** START OF Provided records **

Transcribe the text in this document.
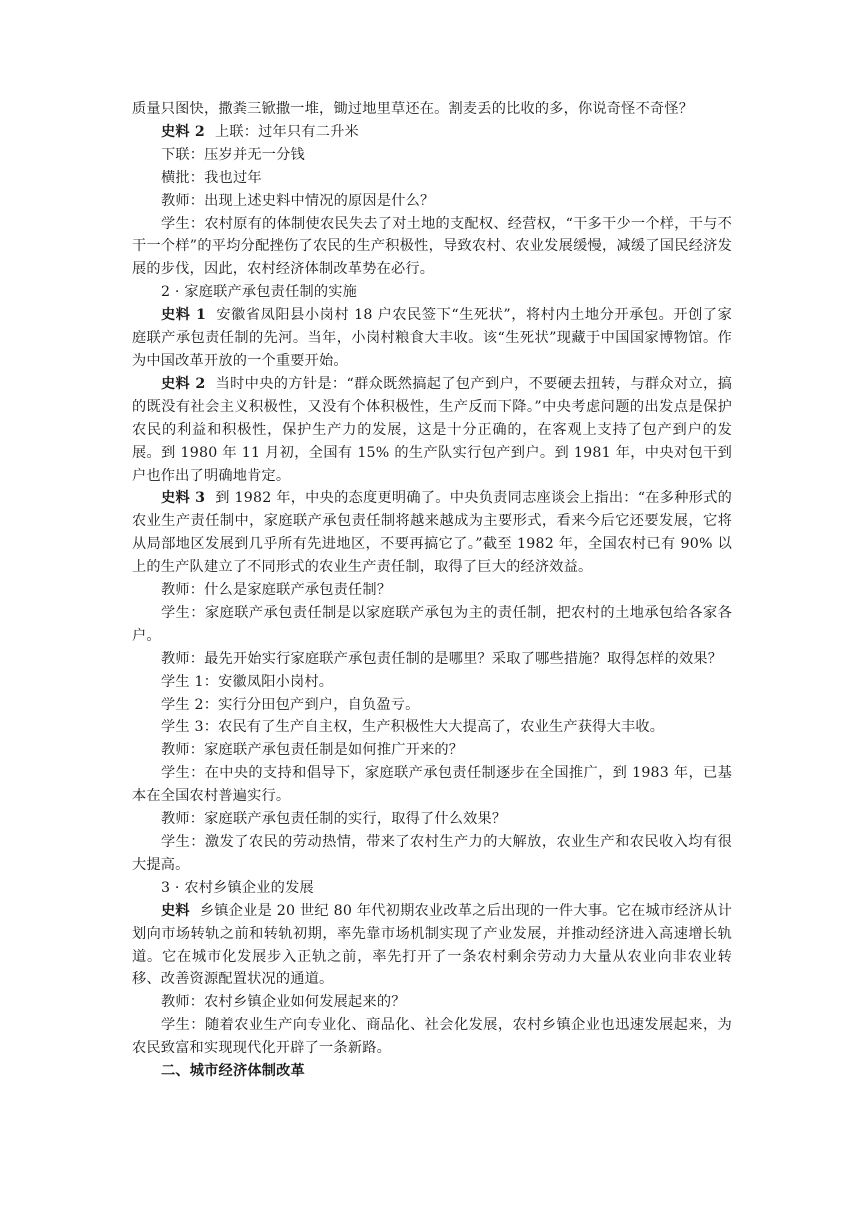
质量只图快，撒粪三锨撒一堆，锄过地里草还在。割麦丢的比收的多，你说奇怪不奇怪？

史料 2 上联：过年只有二升米

下联：压岁并无一分钱

横批：我也过年

教师：出现上述史料中情况的原因是什么？

学生：农村原有的体制使农民失去了对土地的支配权、经营权，“干多干少一个样，干与不干一个样”的平均分配挫伤了农民的生产积极性，导致农村、农业发展缓慢，减缓了国民经济发展的步伐，因此，农村经济体制改革势在必行。

2 · 家庭联产承包责任制的实施

史料 1 安徽省凤阳县小岗村 18 户农民签下“生死状”，将村内土地分开承包。开创了家庭联产承包责任制的先河。当年，小岗村粮食大丰收。该“生死状”现藏于中国国家博物馆。作为中国改革开放的一个重要开始。

史料 2 当时中央的方针是：“群众既然搞起了包产到户，不要硬去扭转，与群众对立，搞的既没有社会主义积极性，又没有个体积极性，生产反而下降。”中央考虑问题的出发点是保护农民的利益和积极性，保护生产力的发展，这是十分正确的，在客观上支持了包产到户的发展。到 1980 年 11 月初，全国有 15% 的生产队实行包产到户。到 1981 年，中央对包干到户也作出了明确地肯定。

史料 3 到 1982 年，中央的态度更明确了。中央负责同志座谈会上指出：“在多种形式的农业生产责任制中，家庭联产承包责任制将越来越成为主要形式，看来今后它还要发展，它将从局部地区发展到几乎所有先进地区，不要再搞它了。”截至 1982 年，全国农村已有 90% 以上的生产队建立了不同形式的农业生产责任制，取得了巨大的经济效益。

教师：什么是家庭联产承包责任制？

学生：家庭联产承包责任制是以家庭联产承包为主的责任制，把农村的土地承包给各家各户。

教师：最先开始实行家庭联产承包责任制的是哪里？采取了哪些措施？取得怎样的效果？

学生 1：安徽凤阳小岗村。

学生 2：实行分田包产到户，自负盈亏。

学生 3：农民有了生产自主权，生产积极性大大提高了，农业生产获得大丰收。

教师：家庭联产承包责任制是如何推广开来的？

学生：在中央的支持和倡导下，家庭联产承包责任制逐步在全国推广，到 1983 年，已基本在全国农村普遍实行。

教师：家庭联产承包责任制的实行，取得了什么效果？

学生：激发了农民的劳动热情，带来了农村生产力的大解放，农业生产和农民收入均有很大提高。

3 · 农村乡镇企业的发展

史料 乡镇企业是 20 世纪 80 年代初期农业改革之后出现的一件大事。它在城市经济从计划向市场转轨之前和转轨初期，率先靠市场机制实现了产业发展，并推动经济进入高速增长轨道。它在城市化发展步入正轨之前，率先打开了一条农村剩余劳动力大量从农业向非农业转移、改善资源配置状况的通道。

教师：农村乡镇企业如何发展起来的？

学生：随着农业生产向专业化、商品化、社会化发展，农村乡镇企业也迅速发展起来，为农民致富和实现现代化开辟了一条新路。

二、城市经济体制改革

** END OF Provided records **

# Aim of the task:
Output, exactly, all the records above; include no pictures.

# Answer to this problem:
Transcribe the text in this document.
质量只图快，撒粪三锨撒一堆，锄过地里草还在。割麦丢的比收的多，你说奇怪不奇怪？

史料 2 上联：过年只有二升米

下联：压岁并无一分钱

横批：我也过年

教师：出现上述史料中情况的原因是什么？

学生：农村原有的体制使农民失去了对土地的支配权、经营权，“干多干少一个样，干与不干一个样”的平均分配挫伤了农民的生产积极性，导致农村、农业发展缓慢，减缓了国民经济发展的步伐，因此，农村经济体制改革势在必行。

2 · 家庭联产承包责任制的实施

史料 1 安徽省凤阳县小岗村 18 户农民签下“生死状”，将村内土地分开承包。开创了家庭联产承包责任制的先河。当年，小岗村粮食大丰收。该“生死状”现藏于中国国家博物馆。作为中国改革开放的一个重要开始。

史料 2 当时中央的方针是：“群众既然搞起了包产到户，不要硬去扭转，与群众对立，搞的既没有社会主义积极性，又没有个体积极性，生产反而下降。”中央考虑问题的出发点是保护农民的利益和积极性，保护生产力的发展，这是十分正确的，在客观上支持了包产到户的发展。到 1980 年 11 月初，全国有 15% 的生产队实行包产到户。到 1981 年，中央对包干到户也作出了明确地肯定。

史料 3 到 1982 年，中央的态度更明确了。中央负责同志座谈会上指出：“在多种形式的农业生产责任制中，家庭联产承包责任制将越来越成为主要形式，看来今后它还要发展，它将从局部地区发展到几乎所有先进地区，不要再搞它了。”截至 1982 年，全国农村已有 90% 以上的生产队建立了不同形式的农业生产责任制，取得了巨大的经济效益。

教师：什么是家庭联产承包责任制？

学生：家庭联产承包责任制是以家庭联产承包为主的责任制，把农村的土地承包给各家各户。

教师：最先开始实行家庭联产承包责任制的是哪里？采取了哪些措施？取得怎样的效果？

学生 1：安徽凤阳小岗村。

学生 2：实行分田包产到户，自负盈亏。

学生 3：农民有了生产自主权，生产积极性大大提高了，农业生产获得大丰收。

教师：家庭联产承包责任制是如何推广开来的？

学生：在中央的支持和倡导下，家庭联产承包责任制逐步在全国推广，到 1983 年，已基本在全国农村普遍实行。

教师：家庭联产承包责任制的实行，取得了什么效果？

学生：激发了农民的劳动热情，带来了农村生产力的大解放，农业生产和农民收入均有很大提高。

3 · 农村乡镇企业的发展

史料 乡镇企业是 20 世纪 80 年代初期农业改革之后出现的一件大事。它在城市经济从计划向市场转轨之前和转轨初期，率先靠市场机制实现了产业发展，并推动经济进入高速增长轨道。它在城市化发展步入正轨之前，率先打开了一条农村剩余劳动力大量从农业向非农业转移、改善资源配置状况的通道。

教师：农村乡镇企业如何发展起来的？

学生：随着农业生产向专业化、商品化、社会化发展，农村乡镇企业也迅速发展起来，为农民致富和实现现代化开辟了一条新路。

二、城市经济体制改革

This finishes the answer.